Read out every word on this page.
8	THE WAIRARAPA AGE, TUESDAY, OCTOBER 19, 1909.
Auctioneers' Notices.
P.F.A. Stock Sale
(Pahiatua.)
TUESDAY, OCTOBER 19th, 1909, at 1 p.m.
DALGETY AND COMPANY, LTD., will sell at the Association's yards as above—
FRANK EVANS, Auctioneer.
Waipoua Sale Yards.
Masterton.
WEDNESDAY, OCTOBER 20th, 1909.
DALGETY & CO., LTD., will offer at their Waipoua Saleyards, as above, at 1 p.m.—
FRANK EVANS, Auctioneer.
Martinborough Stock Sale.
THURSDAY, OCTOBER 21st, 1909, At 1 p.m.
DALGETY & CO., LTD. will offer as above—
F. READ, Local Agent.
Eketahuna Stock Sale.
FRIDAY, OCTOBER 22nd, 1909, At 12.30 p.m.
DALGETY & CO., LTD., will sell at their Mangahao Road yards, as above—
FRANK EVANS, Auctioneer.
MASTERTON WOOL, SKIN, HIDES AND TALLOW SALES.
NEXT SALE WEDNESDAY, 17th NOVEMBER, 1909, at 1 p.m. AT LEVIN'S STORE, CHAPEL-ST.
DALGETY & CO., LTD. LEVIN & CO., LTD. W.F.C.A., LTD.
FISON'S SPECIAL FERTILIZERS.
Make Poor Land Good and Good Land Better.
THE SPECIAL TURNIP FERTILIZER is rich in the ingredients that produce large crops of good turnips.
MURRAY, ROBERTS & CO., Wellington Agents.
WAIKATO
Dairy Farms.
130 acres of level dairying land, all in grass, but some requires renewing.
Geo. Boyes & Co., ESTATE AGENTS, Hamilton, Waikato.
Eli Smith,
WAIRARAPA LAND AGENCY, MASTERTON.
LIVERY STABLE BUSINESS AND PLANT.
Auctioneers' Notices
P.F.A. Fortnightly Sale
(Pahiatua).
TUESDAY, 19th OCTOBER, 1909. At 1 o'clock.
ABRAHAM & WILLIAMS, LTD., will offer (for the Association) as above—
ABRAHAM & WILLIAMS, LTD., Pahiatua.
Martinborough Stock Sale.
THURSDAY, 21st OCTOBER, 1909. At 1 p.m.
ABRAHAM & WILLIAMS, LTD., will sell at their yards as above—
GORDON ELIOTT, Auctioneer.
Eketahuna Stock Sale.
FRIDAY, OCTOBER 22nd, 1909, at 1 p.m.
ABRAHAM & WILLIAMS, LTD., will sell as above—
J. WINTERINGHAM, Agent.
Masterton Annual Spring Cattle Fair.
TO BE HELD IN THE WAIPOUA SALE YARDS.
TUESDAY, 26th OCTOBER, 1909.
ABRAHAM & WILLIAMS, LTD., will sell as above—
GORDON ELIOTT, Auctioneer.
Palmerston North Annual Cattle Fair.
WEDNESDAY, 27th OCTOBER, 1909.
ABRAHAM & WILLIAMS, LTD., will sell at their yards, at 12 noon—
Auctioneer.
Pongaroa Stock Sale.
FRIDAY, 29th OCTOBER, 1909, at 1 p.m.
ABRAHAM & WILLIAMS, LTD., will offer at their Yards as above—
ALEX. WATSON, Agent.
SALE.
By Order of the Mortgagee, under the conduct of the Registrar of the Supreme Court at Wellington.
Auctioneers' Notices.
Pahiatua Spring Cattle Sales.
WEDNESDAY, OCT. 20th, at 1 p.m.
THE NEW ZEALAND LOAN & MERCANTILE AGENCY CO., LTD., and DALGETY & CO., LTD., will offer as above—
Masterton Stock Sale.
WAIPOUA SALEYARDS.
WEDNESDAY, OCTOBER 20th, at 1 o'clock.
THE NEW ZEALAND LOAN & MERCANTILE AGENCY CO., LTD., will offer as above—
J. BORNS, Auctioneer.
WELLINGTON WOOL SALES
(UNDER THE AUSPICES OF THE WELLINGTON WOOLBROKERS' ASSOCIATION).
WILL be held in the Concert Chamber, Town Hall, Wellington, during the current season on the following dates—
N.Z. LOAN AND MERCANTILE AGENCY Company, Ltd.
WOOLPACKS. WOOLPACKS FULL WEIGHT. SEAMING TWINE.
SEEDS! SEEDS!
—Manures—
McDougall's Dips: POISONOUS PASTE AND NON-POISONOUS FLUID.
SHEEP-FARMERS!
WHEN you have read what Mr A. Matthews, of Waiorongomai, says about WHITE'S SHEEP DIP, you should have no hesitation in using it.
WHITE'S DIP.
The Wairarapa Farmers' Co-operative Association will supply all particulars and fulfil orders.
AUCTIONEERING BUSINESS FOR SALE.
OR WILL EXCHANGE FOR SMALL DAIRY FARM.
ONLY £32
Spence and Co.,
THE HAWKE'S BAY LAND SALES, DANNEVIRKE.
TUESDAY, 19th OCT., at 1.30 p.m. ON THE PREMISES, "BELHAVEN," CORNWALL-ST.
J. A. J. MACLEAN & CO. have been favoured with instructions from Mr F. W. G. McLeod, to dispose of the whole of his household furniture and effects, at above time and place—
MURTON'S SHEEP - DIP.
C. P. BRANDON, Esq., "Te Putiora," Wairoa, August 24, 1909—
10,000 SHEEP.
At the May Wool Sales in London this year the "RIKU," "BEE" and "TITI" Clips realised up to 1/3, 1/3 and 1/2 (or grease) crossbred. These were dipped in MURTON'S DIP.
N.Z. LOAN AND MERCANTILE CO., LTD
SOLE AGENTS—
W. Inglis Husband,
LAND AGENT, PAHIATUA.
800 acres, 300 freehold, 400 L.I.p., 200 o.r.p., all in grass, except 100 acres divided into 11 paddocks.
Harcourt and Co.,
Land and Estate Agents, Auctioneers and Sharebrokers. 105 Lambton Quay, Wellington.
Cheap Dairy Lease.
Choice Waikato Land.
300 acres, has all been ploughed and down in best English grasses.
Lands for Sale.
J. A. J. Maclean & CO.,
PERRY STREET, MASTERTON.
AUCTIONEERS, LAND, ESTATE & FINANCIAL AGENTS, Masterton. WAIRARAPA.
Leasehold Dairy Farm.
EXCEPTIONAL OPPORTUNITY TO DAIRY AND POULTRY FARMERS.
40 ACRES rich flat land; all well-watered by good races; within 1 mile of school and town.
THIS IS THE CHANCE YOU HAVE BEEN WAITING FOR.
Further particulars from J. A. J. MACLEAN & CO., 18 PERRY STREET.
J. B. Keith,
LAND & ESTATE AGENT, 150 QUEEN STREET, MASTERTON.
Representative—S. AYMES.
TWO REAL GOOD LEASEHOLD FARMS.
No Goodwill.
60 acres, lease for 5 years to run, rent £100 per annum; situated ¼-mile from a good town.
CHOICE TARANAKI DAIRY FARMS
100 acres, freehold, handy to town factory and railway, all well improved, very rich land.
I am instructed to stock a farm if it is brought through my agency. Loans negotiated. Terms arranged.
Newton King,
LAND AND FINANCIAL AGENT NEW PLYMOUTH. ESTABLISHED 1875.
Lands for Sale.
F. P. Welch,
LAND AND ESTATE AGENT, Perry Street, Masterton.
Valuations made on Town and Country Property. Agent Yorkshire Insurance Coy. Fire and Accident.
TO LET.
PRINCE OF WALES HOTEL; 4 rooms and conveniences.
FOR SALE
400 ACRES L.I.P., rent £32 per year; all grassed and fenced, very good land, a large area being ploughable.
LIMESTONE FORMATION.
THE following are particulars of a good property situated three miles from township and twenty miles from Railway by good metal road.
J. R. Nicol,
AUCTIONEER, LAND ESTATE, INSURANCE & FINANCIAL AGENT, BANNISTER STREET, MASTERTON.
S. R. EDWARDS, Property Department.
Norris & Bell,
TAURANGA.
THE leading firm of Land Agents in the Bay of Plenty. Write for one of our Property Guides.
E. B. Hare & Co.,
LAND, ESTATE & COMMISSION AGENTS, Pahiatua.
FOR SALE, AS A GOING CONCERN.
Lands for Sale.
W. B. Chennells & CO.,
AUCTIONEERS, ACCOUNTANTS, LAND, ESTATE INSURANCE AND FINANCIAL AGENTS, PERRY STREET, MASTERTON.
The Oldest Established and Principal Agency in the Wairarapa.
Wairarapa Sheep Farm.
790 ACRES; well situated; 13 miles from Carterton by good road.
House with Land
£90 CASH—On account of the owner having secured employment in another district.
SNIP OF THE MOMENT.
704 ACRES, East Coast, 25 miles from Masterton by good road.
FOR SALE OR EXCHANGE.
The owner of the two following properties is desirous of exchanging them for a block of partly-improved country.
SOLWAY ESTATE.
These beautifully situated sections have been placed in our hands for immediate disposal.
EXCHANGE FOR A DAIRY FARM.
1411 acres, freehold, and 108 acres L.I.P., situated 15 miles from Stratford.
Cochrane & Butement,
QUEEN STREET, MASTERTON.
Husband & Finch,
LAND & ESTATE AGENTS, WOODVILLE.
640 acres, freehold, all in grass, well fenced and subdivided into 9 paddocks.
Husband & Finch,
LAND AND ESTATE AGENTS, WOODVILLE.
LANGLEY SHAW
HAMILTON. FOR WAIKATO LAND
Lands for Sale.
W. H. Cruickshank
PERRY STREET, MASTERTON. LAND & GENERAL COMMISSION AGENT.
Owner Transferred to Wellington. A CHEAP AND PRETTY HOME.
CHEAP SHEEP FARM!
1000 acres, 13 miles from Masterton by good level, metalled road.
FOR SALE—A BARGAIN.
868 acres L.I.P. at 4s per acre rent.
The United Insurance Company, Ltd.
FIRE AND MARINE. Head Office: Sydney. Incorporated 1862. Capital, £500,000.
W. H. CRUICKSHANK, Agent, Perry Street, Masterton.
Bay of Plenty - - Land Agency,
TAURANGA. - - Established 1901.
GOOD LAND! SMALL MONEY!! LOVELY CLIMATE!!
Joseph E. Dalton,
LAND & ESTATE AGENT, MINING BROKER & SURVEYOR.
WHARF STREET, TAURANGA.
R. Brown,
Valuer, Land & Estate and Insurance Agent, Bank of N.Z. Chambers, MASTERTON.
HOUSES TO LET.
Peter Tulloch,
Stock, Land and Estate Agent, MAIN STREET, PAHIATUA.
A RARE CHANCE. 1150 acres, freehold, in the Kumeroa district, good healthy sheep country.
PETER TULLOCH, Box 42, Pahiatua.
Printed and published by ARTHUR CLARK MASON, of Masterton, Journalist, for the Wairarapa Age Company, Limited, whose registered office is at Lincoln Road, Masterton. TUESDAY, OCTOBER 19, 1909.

..........

# Given request
Search the data for the word "into" and copy each line where it appears.

# Output of the exercise
800 acres, 300 freehold, 400 L.I.p., 200 o.r.p., all in grass, except 100 acres divided into 11 paddocks.
640 acres, freehold, all in grass, well fenced and subdivided into 9 paddocks.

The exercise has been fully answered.